Task prompt » Your task is to restate the data word for word.

+++

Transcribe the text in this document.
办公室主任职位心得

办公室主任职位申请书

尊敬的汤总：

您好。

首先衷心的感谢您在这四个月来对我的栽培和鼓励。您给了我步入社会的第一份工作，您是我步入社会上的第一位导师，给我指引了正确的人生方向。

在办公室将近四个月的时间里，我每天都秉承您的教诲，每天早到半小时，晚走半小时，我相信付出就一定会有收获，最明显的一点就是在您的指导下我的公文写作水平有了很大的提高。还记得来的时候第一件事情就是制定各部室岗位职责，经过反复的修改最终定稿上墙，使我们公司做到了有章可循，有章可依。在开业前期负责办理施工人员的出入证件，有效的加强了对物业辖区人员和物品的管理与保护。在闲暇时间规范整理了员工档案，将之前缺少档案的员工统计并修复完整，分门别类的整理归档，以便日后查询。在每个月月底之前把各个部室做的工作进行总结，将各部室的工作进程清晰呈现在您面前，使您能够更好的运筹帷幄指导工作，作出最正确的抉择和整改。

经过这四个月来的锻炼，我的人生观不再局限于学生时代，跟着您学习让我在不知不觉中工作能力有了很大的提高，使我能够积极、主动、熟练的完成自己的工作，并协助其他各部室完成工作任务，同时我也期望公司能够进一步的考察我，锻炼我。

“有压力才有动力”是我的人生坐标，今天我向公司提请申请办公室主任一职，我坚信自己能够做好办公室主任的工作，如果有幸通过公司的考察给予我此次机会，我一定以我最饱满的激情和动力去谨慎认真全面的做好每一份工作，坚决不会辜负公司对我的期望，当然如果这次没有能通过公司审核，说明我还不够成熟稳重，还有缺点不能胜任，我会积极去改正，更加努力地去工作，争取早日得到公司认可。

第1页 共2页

+++

The response »
Transcribe the text in this document.
办公室主任职位心得

办公室主任职位申请书

尊敬的汤总：

您好。

首先衷心的感谢您在这四个月来对我的栽培和鼓励。您给了我步入社会的第一份工作，您是我步入社会上的第一位导师，给我指引了正确的人生方向。

在办公室将近四个月的时间里，我每天都秉承您的教诲，每天早到半小时，晚走半小时，我相信付出就一定会有收获，最明显的一点就是在您的指导下我的公文写作水平有了很大的提高。还记得来的时候第一件事情就是制定各部室岗位职责，经过反复的修改最终定稿上墙，使我们公司做到了有章可循，有章可依。在开业前期负责办理施工人员的出入证件，有效的加强了对物业辖区人员和物品的管理与保护。在闲暇时间规范整理了员工档案，将之前缺少档案的员工统计并修复完整，分门别类的整理归档，以便日后查询。在每个月月底之前把各个部室做的工作进行总结，将各部室的工作进程清晰呈现在您面前，使您能够更好的运筹帷幄指导工作，作出最正确的抉择和整改。

经过这四个月来的锻炼，我的人生观不再局限于学生时代，跟着您学习让我在不知不觉中工作能力有了很大的提高，使我能够积极、主动、熟练的完成自己的工作，并协助其他各部室完成工作任务，同时我也期望公司能够进一步的考察我，锻炼我。

“有压力才有动力”是我的人生坐标，今天我向公司提请申请办公室主任一职，我坚信自己能够做好办公室主任的工作，如果有幸通过公司的考察给予我此次机会，我一定以我最饱满的激情和动力去谨慎认真全面的做好每一份工作，坚决不会辜负公司对我的期望，当然如果这次没有能通过公司审核，说明我还不够成熟稳重，还有缺点不能胜任，我会积极去改正，更加努力地去工作，争取早日得到公司认可。

第1页 共2页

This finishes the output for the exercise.